Helsinki Commission urges Turkey’s Erdoğan to end rule of emergency

Four senior members of US’s Commission on Security and Cooperation in Europe (CSCE), which is also known as the Helsinki Commission, has called on Turkish autocratic President Recep Tayyip Erdoğan to lift post-coup emergency rule which has been in force over a year.

Chairman Sen. Roger Wicker, Co-Chairman Rep. Chris Smith, Ranking Commissioner Sen. Ben Cardin,  and Ranking Commissioner Rep. Alcee Hastings said in a letter to Erdoğan on October 17 that the prolonged State of Emergency has been undermining democratic institutions in Turkey.

“Last year, the Turkish people defeated a violent and illegal challenge to their democratic institutions; today, the 15-month-old state of emergency poses a different threat to these same institutions, particularly the judiciary. By facilitating sweeping purges with no evidentiary standards, the state of emergency has upended countless innocent lives and undercuts domestic and international confidence in Turkey’s rule of law.”

◆ ◆ ◆

• The tasks:
• A. List the four commission members who signed the letter in the Helsinki Commission article, each with the title the article gives them.
• B. Answer these from the Helsinki Commission article:
(i) On what date was the letter to Erdoğan sent?
(ii) How many months old is the state of emergency, according to the quoted letter?
(iii) Which democratic institution does the letter single out as especially threatened?

• Dataset excerpt:
◆ ◆ ◆

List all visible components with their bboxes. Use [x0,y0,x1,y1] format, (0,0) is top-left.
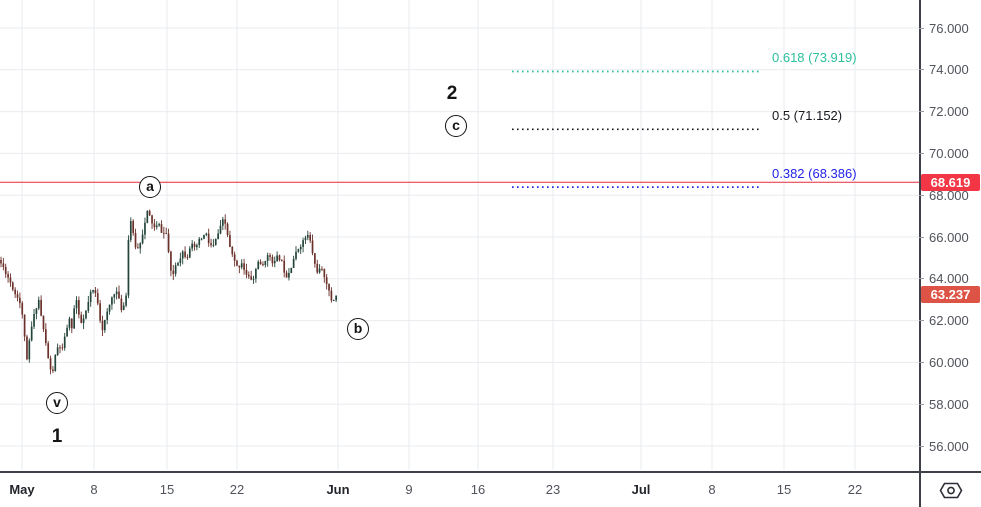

◆ ◆ ◆

• Solutions:
• A.
Chairman Sen. Roger Wicker
Co-Chairman Rep. Chris Smith
Ranking Commissioner Sen. Ben Cardin
Ranking Commissioner Rep. Alcee Hastings

• B.
(i) October 17
(ii) 15 months
(iii) The judiciary